▸ GIVEN REQUEST
Count lines, not occurrences: give the number of lines holding the word "法国新印象派", and nothing besides.

▸ LISTED RECORDS
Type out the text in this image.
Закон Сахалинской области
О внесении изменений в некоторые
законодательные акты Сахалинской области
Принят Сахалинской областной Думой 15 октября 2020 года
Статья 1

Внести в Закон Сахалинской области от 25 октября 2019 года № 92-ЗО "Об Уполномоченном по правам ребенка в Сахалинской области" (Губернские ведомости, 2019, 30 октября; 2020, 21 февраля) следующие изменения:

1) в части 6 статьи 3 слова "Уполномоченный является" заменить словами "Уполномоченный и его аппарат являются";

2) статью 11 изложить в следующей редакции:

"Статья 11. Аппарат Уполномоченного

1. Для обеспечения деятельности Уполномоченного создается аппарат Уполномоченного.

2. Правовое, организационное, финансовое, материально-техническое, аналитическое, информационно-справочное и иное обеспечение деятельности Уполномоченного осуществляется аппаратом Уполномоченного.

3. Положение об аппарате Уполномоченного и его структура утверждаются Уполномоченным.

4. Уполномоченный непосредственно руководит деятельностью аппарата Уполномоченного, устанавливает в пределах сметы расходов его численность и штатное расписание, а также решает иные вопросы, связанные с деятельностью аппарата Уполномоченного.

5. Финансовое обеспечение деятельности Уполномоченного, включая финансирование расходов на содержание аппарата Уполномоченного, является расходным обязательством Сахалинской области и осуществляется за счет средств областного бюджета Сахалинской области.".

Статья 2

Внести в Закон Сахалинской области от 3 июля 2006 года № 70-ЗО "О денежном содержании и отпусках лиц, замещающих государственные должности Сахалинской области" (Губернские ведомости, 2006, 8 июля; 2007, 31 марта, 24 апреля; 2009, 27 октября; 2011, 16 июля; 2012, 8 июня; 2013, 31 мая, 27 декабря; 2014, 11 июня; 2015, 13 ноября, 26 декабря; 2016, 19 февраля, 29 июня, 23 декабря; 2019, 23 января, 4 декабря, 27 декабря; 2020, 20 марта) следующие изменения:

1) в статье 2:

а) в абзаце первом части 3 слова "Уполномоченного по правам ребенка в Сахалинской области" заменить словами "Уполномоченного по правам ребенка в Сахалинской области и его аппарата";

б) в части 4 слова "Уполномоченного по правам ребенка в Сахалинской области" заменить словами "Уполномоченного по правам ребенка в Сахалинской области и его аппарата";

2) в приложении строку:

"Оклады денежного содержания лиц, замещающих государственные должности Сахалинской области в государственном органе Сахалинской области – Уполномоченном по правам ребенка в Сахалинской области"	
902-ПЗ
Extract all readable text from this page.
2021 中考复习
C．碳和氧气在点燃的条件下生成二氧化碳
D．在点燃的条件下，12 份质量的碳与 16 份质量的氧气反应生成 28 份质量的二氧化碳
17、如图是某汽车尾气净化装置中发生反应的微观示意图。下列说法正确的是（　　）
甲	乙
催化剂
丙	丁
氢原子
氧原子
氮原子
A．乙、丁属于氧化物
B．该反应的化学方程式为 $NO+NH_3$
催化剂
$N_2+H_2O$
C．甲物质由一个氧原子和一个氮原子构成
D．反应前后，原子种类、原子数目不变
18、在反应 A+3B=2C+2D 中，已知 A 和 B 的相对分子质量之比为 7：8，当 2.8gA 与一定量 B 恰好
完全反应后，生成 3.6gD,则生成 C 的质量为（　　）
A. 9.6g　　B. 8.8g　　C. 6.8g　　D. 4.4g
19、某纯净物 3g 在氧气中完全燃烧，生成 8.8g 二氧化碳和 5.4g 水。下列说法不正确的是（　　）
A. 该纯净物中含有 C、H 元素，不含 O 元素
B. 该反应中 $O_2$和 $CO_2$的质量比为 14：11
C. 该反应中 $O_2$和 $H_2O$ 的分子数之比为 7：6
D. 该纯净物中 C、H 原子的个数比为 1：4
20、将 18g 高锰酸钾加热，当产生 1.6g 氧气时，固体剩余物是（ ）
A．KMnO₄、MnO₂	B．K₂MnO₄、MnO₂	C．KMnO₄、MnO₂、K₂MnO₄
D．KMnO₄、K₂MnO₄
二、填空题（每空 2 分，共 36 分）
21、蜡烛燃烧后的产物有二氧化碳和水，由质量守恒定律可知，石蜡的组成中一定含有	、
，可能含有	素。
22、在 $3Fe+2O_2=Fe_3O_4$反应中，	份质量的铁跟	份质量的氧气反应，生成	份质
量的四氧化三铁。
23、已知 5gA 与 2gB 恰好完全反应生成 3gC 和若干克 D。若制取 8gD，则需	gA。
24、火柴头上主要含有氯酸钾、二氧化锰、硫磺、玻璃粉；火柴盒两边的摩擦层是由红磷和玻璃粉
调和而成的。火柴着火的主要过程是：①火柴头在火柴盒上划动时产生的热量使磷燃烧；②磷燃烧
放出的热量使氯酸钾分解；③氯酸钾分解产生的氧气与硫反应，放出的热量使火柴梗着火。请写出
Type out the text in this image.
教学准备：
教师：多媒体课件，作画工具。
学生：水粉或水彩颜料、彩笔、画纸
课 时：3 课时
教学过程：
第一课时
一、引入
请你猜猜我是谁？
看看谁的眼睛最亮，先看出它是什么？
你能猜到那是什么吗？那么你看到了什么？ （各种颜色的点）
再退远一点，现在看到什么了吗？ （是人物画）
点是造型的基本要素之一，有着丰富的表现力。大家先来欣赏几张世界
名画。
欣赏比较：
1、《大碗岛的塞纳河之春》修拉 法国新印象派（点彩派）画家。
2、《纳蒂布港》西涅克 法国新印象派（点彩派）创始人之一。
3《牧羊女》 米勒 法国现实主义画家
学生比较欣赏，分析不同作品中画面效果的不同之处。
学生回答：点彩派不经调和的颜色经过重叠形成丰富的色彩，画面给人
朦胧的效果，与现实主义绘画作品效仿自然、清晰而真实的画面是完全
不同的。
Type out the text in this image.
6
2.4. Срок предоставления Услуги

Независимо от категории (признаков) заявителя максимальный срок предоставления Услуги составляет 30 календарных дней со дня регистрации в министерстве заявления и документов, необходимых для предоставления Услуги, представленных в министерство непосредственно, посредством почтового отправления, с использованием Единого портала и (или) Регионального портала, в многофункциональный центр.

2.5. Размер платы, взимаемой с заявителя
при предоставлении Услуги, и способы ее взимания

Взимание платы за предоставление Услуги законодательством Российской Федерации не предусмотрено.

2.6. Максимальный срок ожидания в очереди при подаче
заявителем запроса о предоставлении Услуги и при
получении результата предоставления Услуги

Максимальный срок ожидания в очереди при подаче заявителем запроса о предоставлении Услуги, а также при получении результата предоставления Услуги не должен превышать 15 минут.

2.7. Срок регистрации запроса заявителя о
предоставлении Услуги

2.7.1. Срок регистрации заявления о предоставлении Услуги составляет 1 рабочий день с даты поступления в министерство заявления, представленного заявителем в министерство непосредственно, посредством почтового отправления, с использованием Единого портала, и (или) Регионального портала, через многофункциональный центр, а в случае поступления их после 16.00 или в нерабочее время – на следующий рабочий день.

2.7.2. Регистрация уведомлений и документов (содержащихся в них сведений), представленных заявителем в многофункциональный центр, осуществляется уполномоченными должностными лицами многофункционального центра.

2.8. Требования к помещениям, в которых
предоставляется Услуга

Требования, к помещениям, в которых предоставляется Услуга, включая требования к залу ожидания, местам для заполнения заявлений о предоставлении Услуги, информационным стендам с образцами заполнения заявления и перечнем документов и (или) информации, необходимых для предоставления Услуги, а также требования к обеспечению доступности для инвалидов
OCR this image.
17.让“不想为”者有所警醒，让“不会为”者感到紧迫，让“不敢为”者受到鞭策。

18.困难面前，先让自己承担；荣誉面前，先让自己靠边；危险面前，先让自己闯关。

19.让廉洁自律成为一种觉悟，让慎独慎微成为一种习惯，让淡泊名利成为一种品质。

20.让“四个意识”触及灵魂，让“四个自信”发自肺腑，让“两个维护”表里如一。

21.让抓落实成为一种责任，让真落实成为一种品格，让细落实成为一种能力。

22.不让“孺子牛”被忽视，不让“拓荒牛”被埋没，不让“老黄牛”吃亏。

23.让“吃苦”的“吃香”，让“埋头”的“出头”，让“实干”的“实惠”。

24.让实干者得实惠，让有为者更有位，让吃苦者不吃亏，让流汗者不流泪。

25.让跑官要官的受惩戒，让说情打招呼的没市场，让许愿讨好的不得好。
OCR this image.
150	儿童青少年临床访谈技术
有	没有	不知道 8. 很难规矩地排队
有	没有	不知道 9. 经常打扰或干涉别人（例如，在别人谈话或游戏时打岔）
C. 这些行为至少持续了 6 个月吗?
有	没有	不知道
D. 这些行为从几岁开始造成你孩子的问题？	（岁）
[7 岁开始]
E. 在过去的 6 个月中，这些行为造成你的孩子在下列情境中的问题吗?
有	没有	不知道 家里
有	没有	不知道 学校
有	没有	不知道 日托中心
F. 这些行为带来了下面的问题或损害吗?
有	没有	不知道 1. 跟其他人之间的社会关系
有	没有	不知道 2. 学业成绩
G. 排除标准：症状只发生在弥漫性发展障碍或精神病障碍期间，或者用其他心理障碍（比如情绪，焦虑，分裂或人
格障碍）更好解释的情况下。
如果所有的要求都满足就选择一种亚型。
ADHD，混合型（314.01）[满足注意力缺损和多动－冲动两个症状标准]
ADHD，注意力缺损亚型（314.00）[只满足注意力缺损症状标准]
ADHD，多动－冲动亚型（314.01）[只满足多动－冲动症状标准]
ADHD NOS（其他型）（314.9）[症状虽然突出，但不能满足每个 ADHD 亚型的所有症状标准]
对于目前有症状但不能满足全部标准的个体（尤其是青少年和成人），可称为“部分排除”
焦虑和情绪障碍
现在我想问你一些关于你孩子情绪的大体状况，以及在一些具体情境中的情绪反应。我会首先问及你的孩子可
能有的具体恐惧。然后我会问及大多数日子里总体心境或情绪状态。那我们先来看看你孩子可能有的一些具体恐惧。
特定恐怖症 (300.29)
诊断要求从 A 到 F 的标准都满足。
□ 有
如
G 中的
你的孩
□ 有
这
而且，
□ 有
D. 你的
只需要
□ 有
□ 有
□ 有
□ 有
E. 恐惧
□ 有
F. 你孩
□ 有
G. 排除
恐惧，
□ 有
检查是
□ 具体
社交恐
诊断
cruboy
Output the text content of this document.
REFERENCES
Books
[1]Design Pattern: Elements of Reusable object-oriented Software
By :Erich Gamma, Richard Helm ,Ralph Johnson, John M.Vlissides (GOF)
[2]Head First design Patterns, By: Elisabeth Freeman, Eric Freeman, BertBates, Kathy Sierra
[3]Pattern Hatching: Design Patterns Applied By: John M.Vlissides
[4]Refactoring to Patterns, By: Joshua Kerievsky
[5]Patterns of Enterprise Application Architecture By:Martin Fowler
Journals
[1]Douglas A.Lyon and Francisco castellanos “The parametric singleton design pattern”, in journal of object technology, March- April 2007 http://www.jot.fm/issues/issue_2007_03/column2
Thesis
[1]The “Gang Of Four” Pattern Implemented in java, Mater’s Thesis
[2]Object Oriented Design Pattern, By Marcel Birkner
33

▸ RESULT FOR THIS TASK
2